• **What the task asks**
Identify the lines bearing the string "下列说法中正确的是" and gather them.

• **Extracted entries**
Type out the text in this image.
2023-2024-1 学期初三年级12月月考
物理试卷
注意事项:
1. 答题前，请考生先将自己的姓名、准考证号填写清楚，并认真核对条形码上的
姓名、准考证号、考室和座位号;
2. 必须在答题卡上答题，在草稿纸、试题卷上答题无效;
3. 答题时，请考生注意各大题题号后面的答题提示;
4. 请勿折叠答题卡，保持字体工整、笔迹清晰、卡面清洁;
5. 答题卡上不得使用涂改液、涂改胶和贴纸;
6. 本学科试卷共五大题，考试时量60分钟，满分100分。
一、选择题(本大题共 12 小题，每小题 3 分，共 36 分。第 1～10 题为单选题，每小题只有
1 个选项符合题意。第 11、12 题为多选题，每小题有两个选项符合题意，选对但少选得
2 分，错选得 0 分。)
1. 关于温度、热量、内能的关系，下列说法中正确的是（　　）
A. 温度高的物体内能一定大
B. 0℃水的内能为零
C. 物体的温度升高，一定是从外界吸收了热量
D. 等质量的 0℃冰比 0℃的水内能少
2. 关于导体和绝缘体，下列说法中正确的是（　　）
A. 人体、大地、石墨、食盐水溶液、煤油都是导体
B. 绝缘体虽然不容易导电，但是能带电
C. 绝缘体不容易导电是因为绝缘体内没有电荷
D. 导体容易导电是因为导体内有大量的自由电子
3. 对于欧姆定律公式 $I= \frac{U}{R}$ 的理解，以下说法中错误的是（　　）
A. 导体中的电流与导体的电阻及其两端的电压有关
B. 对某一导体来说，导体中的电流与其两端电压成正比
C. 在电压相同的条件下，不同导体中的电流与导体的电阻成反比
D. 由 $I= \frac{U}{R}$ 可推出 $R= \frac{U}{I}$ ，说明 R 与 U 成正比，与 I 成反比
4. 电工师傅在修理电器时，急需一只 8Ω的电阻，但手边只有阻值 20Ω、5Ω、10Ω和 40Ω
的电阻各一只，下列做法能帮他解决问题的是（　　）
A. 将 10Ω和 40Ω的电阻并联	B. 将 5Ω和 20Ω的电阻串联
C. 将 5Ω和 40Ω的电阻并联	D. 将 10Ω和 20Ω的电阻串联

• **Exercise output**
1. 关于温度、热量、内能的关系，下列说法中正确的是（　　）
2. 关于导体和绝缘体，下列说法中正确的是（　　）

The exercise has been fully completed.